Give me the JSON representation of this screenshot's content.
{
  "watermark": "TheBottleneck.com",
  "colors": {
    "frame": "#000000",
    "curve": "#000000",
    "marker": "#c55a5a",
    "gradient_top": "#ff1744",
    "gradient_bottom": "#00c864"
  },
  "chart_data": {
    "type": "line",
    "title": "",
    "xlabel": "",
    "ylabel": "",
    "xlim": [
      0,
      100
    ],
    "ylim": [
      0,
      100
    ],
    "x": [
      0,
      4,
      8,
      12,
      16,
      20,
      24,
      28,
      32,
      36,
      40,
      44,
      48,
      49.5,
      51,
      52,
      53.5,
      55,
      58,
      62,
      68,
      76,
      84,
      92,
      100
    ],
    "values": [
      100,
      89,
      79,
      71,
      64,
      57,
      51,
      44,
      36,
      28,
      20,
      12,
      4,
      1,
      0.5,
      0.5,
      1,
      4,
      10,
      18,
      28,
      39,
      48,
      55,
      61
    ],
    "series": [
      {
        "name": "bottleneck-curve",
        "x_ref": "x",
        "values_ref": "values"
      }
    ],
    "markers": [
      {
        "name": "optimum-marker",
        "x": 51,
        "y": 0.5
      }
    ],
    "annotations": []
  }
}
____________________
* **WRITTEN INSTRUCTION**
Retype every entry above, word for word.

* **RESULT OF THE TASK**
Give me the JSON representation of this screenshot's content.
{
  "watermark": "TheBottleneck.com",
  "colors": {
    "frame": "#000000",
    "curve": "#000000",
    "marker": "#c55a5a",
    "gradient_top": "#ff1744",
    "gradient_bottom": "#00c864"
  },
  "chart_data": {
    "type": "line",
    "title": "",
    "xlabel": "",
    "ylabel": "",
    "xlim": [
      0,
      100
    ],
    "ylim": [
      0,
      100
    ],
    "x": [
      0,
      4,
      8,
      12,
      16,
      20,
      24,
      28,
      32,
      36,
      40,
      44,
      48,
      49.5,
      51,
      52,
      53.5,
      55,
      58,
      62,
      68,
      76,
      84,
      92,
      100
    ],
    "values": [
      100,
      89,
      79,
      71,
      64,
      57,
      51,
      44,
      36,
      28,
      20,
      12,
      4,
      1,
      0.5,
      0.5,
      1,
      4,
      10,
      18,
      28,
      39,
      48,
      55,
      61
    ],
    "series": [
      {
        "name": "bottleneck-curve",
        "x_ref": "x",
        "values_ref": "values"
      }
    ],
    "markers": [
      {
        "name": "optimum-marker",
        "x": 51,
        "y": 0.5
      }
    ],
    "annotations": []
  }
}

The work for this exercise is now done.